Required work
Tally every line featuring "name", then give that tally alone.

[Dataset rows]
====================
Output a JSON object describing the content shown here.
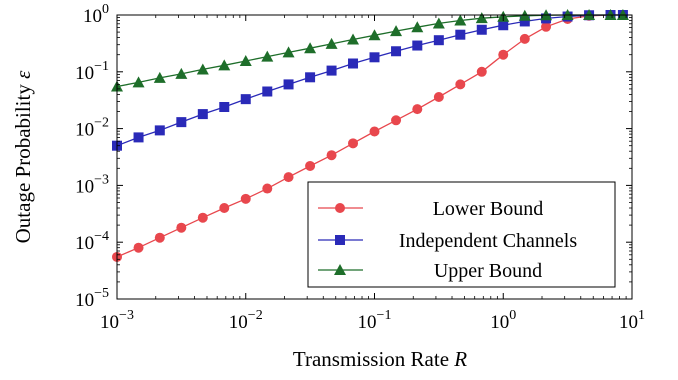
{
  "chart_data": {
    "type": "line",
    "xscale": "log",
    "yscale": "log",
    "xlim": [
      0.001,
      10
    ],
    "ylim": [
      1e-05,
      1
    ],
    "xlabel": "Transmission Rate",
    "xlabel_var": "R",
    "ylabel": "Outage Probability",
    "ylabel_var": "ε",
    "x_ticks": [
      {
        "base": "10",
        "exp": "−3",
        "value": 0.001
      },
      {
        "base": "10",
        "exp": "−2",
        "value": 0.01
      },
      {
        "base": "10",
        "exp": "−1",
        "value": 0.1
      },
      {
        "base": "10",
        "exp": "0",
        "value": 1
      },
      {
        "base": "10",
        "exp": "1",
        "value": 10
      }
    ],
    "y_ticks": [
      {
        "base": "10",
        "exp": "−5",
        "value": 1e-05
      },
      {
        "base": "10",
        "exp": "−4",
        "value": 0.0001
      },
      {
        "base": "10",
        "exp": "−3",
        "value": 0.001
      },
      {
        "base": "10",
        "exp": "−2",
        "value": 0.01
      },
      {
        "base": "10",
        "exp": "−1",
        "value": 0.1
      },
      {
        "base": "10",
        "exp": "0",
        "value": 1
      }
    ],
    "legend_position": "bottom-right",
    "grid": false,
    "x": [
      0.001,
      0.00147,
      0.00215,
      0.00316,
      0.00464,
      0.00681,
      0.01,
      0.0147,
      0.0215,
      0.0316,
      0.0464,
      0.0681,
      0.1,
      0.147,
      0.215,
      0.316,
      0.464,
      0.681,
      1.0,
      1.47,
      2.15,
      3.16,
      4.64,
      6.81,
      8.5
    ],
    "series": [
      {
        "name": "Lower Bound",
        "color": "#e8474d",
        "marker": "circle",
        "values": [
          5.5e-05,
          8e-05,
          0.00012,
          0.00018,
          0.00027,
          0.0004,
          0.00058,
          0.00088,
          0.0014,
          0.0022,
          0.0034,
          0.0055,
          0.0089,
          0.014,
          0.022,
          0.036,
          0.06,
          0.1,
          0.2,
          0.38,
          0.62,
          0.85,
          0.97,
          1.0,
          1.0
        ]
      },
      {
        "name": "Independent Channels",
        "color": "#2a2ab8",
        "marker": "square",
        "values": [
          0.005,
          0.007,
          0.0093,
          0.013,
          0.018,
          0.024,
          0.033,
          0.045,
          0.06,
          0.08,
          0.105,
          0.14,
          0.18,
          0.23,
          0.29,
          0.36,
          0.45,
          0.55,
          0.66,
          0.77,
          0.87,
          0.94,
          0.99,
          1.0,
          1.0
        ]
      },
      {
        "name": "Upper Bound",
        "color": "#1e6e2a",
        "marker": "triangle",
        "values": [
          0.055,
          0.065,
          0.078,
          0.092,
          0.11,
          0.13,
          0.155,
          0.185,
          0.22,
          0.26,
          0.31,
          0.37,
          0.44,
          0.52,
          0.61,
          0.71,
          0.8,
          0.88,
          0.93,
          0.97,
          0.99,
          1.0,
          1.0,
          1.0,
          1.0
        ]
      }
    ]
  }
}
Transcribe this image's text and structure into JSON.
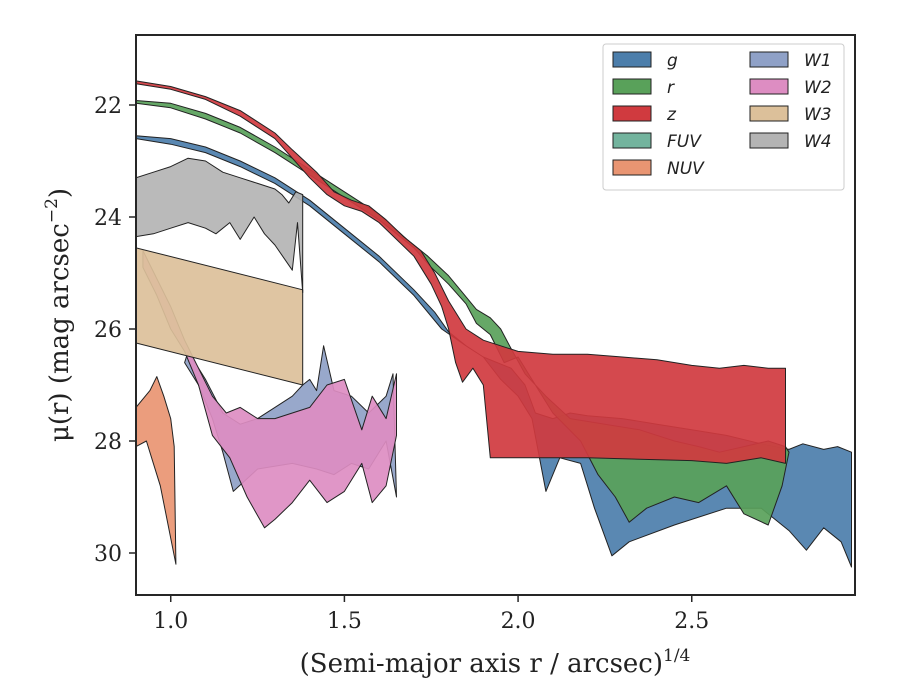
====================
Response to this exercise
3